* EXERCISE REQUIREMENTS: Look for "label" in each line of the entries, and return the matching lines.

Entries taken from a collection
-=-=-=-=-

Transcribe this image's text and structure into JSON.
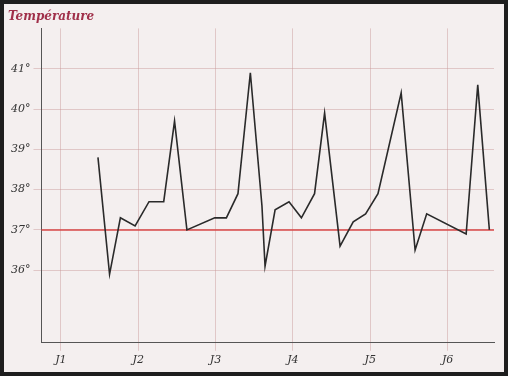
{
  "chart_data": {
    "type": "line",
    "title": "Température",
    "x": [
      1.48,
      1.63,
      1.77,
      1.96,
      2.14,
      2.33,
      2.47,
      2.63,
      2.99,
      3.14,
      3.29,
      3.45,
      3.6,
      3.64,
      3.77,
      3.95,
      4.11,
      4.28,
      4.41,
      4.61,
      4.78,
      4.94,
      5.1,
      5.4,
      5.58,
      5.73,
      6.24,
      6.39,
      6.54
    ],
    "values": [
      38.8,
      35.9,
      37.3,
      37.1,
      37.7,
      37.7,
      39.7,
      37.0,
      37.3,
      37.3,
      37.9,
      40.9,
      37.6,
      36.1,
      37.5,
      37.7,
      37.3,
      37.9,
      39.9,
      36.6,
      37.2,
      37.4,
      37.9,
      40.4,
      36.5,
      37.4,
      36.9,
      40.6,
      37.0
    ],
    "color": "#2a2a2a",
    "xlim": [
      0.75,
      6.6
    ],
    "xticks": [
      {
        "value": 1,
        "label": "J1"
      },
      {
        "value": 2,
        "label": "J2"
      },
      {
        "value": 3,
        "label": "J3"
      },
      {
        "value": 4,
        "label": "J4"
      },
      {
        "value": 5,
        "label": "J5"
      },
      {
        "value": 6,
        "label": "J6"
      }
    ],
    "ylim": [
      34.2,
      42
    ],
    "yticks": [
      {
        "value": 36,
        "label": "36°"
      },
      {
        "value": 37,
        "label": "37°"
      },
      {
        "value": 38,
        "label": "38°"
      },
      {
        "value": 39,
        "label": "39°"
      },
      {
        "value": 40,
        "label": "40°"
      },
      {
        "value": 41,
        "label": "41°"
      }
    ],
    "reference_line": {
      "value": 37,
      "color": "#d94848"
    },
    "grid": true
  }
}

-=-=-=-=-

* COMPLETE ANSWER:
        "label": "J1"
        "label": "J2"
        "label": "J3"
        "label": "J4"
        "label": "J5"
        "label": "J6"
        "label": "36°"
        "label": "37°"
        "label": "38°"
        "label": "39°"
        "label": "40°"
        "label": "41°"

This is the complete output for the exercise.